**Passage for review**
►
Full Circle
On teaching, motherhood, and the places that shape us.
Before I was a mother, I was a young teacher who thought love and commitment could fix almost anything.
After college in Nebraska, I moved back to Denver to be close to family. I had an elementary education degree, an early childhood license, and something else I can’t quite remember anymore—it feels like 127 years ago. I wanted to work with kids. I wanted to teach.
Somehow, I stumbled into a job as an overnight youth treatment counselor at a place that had been around for more than a hundred years—once an orphanage, now a residential treatment facility.
Tennyson Center for Children.
I was young. Naive. I knew nothing about the foster care system. Nothing about trauma, failed placements, or emotional disabilities. But I fell hard. I loved those kids fiercely. I believed in them completely. And somewhere in the middle of the hardest days I’d ever worked, I found my people.
We had days that broke us open—and then we laughed harder than I ever remember laughing before. I didn’t know it at the time, but I had stumbled into a home I didn’t know I needed.
◄
**Data**
►
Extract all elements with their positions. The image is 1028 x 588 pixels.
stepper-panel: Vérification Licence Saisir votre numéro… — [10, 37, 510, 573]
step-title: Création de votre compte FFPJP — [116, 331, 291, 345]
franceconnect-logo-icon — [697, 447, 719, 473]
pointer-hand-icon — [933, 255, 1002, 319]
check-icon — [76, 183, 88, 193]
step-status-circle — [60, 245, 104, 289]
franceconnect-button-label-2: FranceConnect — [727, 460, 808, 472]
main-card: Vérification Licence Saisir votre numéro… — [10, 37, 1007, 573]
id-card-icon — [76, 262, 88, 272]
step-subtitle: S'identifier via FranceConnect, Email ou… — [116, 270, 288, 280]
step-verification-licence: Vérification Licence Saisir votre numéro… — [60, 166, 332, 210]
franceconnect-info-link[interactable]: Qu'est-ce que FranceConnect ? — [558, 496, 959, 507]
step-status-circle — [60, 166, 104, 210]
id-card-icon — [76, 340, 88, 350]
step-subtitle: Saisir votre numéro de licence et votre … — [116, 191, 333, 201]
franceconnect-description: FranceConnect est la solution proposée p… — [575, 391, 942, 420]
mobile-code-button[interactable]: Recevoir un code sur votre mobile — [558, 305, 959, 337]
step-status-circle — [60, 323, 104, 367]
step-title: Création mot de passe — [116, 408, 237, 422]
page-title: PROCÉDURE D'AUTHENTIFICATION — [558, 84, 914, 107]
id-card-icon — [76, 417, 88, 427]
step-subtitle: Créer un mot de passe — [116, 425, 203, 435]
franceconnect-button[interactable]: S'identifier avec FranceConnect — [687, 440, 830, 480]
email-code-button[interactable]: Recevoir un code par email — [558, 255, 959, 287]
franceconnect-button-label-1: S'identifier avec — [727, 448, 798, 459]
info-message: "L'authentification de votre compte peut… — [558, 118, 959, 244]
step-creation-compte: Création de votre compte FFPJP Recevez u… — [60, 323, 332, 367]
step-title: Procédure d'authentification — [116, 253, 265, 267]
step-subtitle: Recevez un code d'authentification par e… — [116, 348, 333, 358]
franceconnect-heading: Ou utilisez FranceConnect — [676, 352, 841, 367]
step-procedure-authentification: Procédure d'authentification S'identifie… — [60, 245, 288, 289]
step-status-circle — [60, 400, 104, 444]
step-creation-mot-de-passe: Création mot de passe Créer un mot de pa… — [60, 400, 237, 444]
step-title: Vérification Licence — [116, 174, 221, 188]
◄
**Exercise set**
1. Answer these questions using the Full Circle essay:
(a) In which state did the writer attend college?
(b) What job did the writer take at the facility?
(c) What had the facility been before it became a residential treatment facility?
2. Copy the Full Circle essay from "Full Circle" up to and including "fix almost anything.".

**Task-by-task results**
1.
(a) Nebraska
(b) Overnight youth treatment counselor
(c) An orphanage

2.
Full Circle
On teaching, motherhood, and the places that shape us.
Before I was a mother, I was a young teacher who thought love and commitment could fix almost anything.